--- start Records to use ---

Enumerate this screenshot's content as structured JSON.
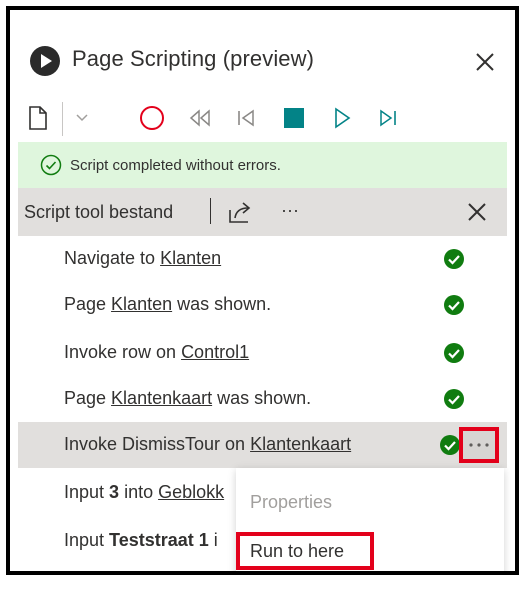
{
  "header": {
    "title": "Page Scripting (preview)"
  },
  "toolbar": {
    "icons": [
      "new-file-icon",
      "chevron-down-icon",
      "record-icon",
      "rewind-icon",
      "step-back-icon",
      "stop-icon",
      "play-icon",
      "step-forward-icon"
    ]
  },
  "status": {
    "text": "Script completed without errors."
  },
  "list": {
    "file_name": "Script tool bestand",
    "more": "···"
  },
  "steps": [
    {
      "pre": "Navigate to ",
      "link": "Klanten",
      "post": ""
    },
    {
      "pre": "Page ",
      "link": "Klanten",
      "post": " was shown."
    },
    {
      "pre": "Invoke row on ",
      "link": "Control1",
      "post": ""
    },
    {
      "pre": "Page ",
      "link": "Klantenkaart",
      "post": " was shown."
    },
    {
      "pre": "Invoke DismissTour on ",
      "link": "Klantenkaart",
      "post": ""
    },
    {
      "pre": "Input ",
      "bold": "3",
      "mid": " into ",
      "link": "Geblokk"
    },
    {
      "pre": "Input ",
      "bold": "Teststraat 1",
      "mid": " i"
    }
  ],
  "context_menu": {
    "properties": "Properties",
    "run_to_here": "Run to here"
  },
  "colors": {
    "success": "#107c10",
    "highlight": "#e3001b",
    "status_bg": "#dff6dd",
    "record": "#e3001b",
    "accent": "#038387"
  }
}
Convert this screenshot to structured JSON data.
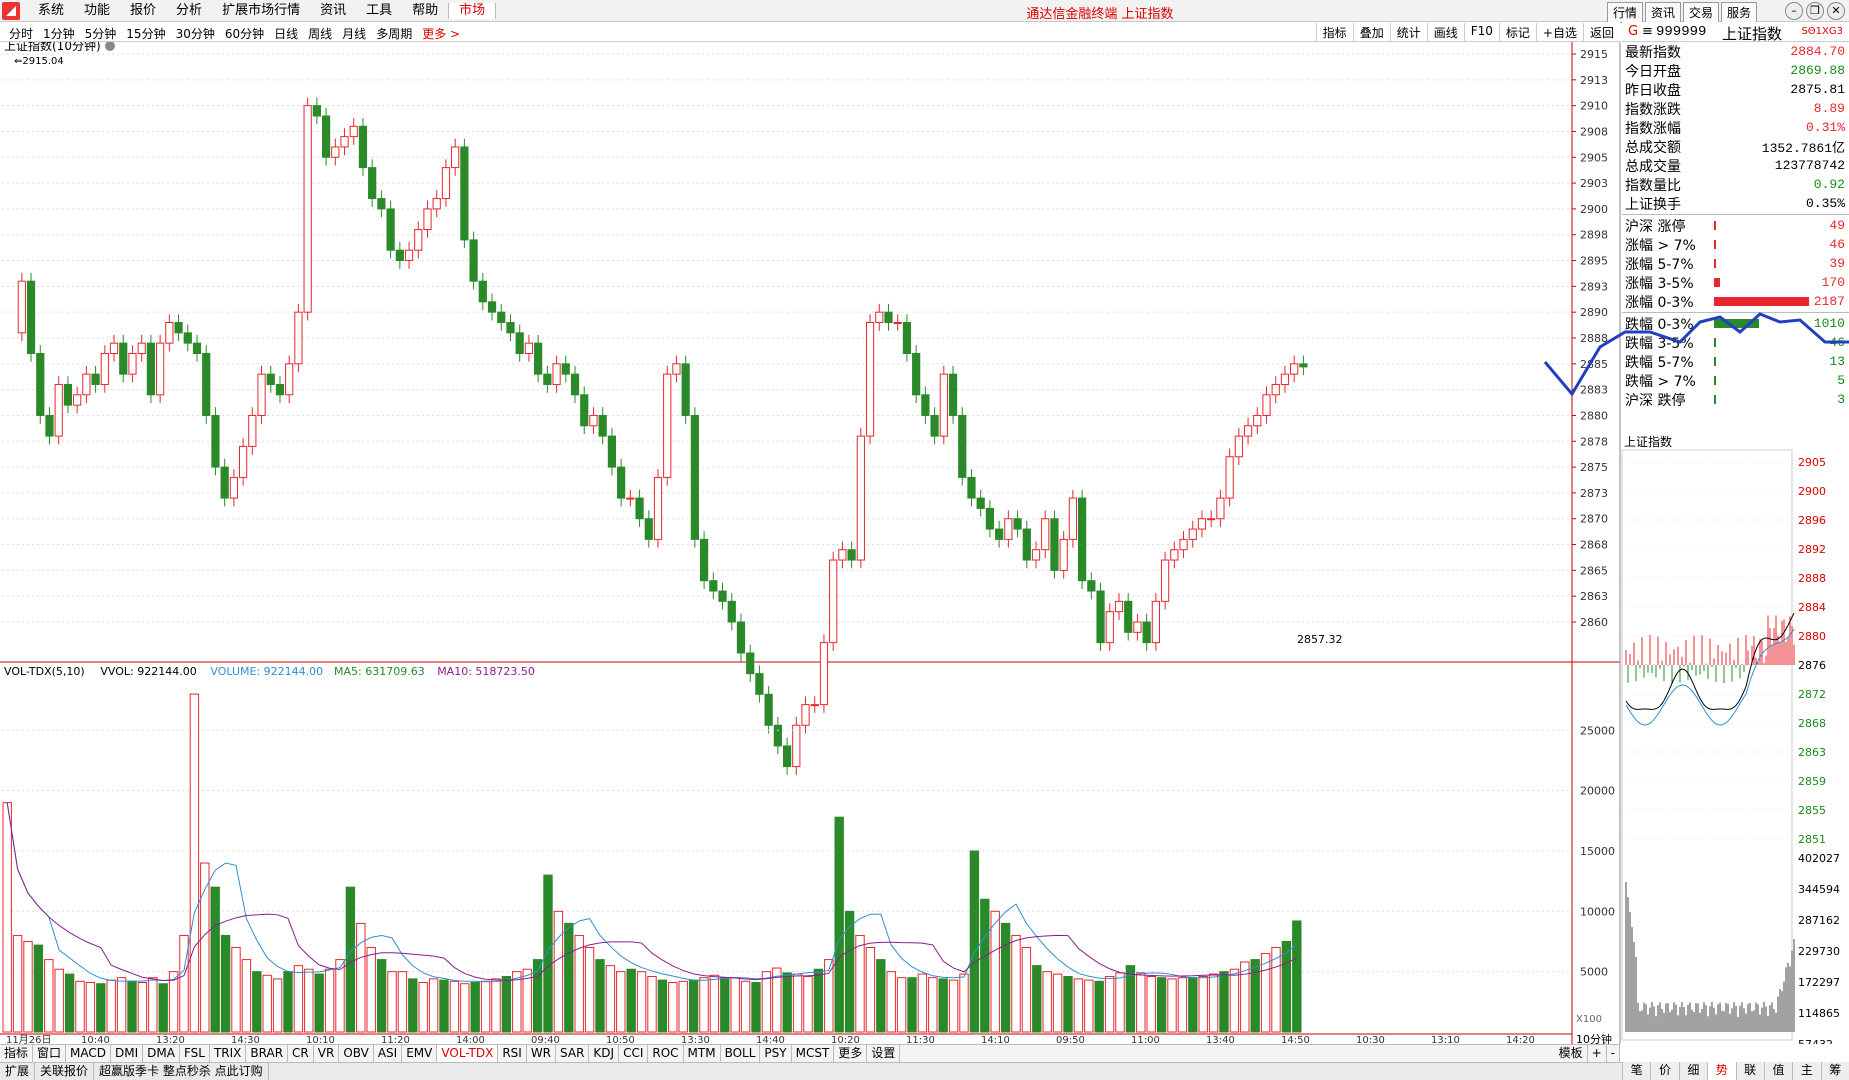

--- end Records to use ---

- _Stated problem_: Copy out every line of the material above exactly, skipping the pictures.

- _Solution to this task_:
Enumerate this screenshot's content as structured JSON.
{
  "header": {
    "title": "Page Scripting (preview)"
  },
  "toolbar": {
    "icons": [
      "new-file-icon",
      "chevron-down-icon",
      "record-icon",
      "rewind-icon",
      "step-back-icon",
      "stop-icon",
      "play-icon",
      "step-forward-icon"
    ]
  },
  "status": {
    "text": "Script completed without errors."
  },
  "list": {
    "file_name": "Script tool bestand",
    "more": "···"
  },
  "steps": [
    {
      "pre": "Navigate to ",
      "link": "Klanten",
      "post": ""
    },
    {
      "pre": "Page ",
      "link": "Klanten",
      "post": " was shown."
    },
    {
      "pre": "Invoke row on ",
      "link": "Control1",
      "post": ""
    },
    {
      "pre": "Page ",
      "link": "Klantenkaart",
      "post": " was shown."
    },
    {
      "pre": "Invoke DismissTour on ",
      "link": "Klantenkaart",
      "post": ""
    },
    {
      "pre": "Input ",
      "bold": "3",
      "mid": " into ",
      "link": "Geblokk"
    },
    {
      "pre": "Input ",
      "bold": "Teststraat 1",
      "mid": " i"
    }
  ],
  "context_menu": {
    "properties": "Properties",
    "run_to_here": "Run to here"
  },
  "colors": {
    "success": "#107c10",
    "highlight": "#e3001b",
    "status_bg": "#dff6dd",
    "record": "#e3001b",
    "accent": "#038387"
  }
}
Convert this screenshot to structured JSON data.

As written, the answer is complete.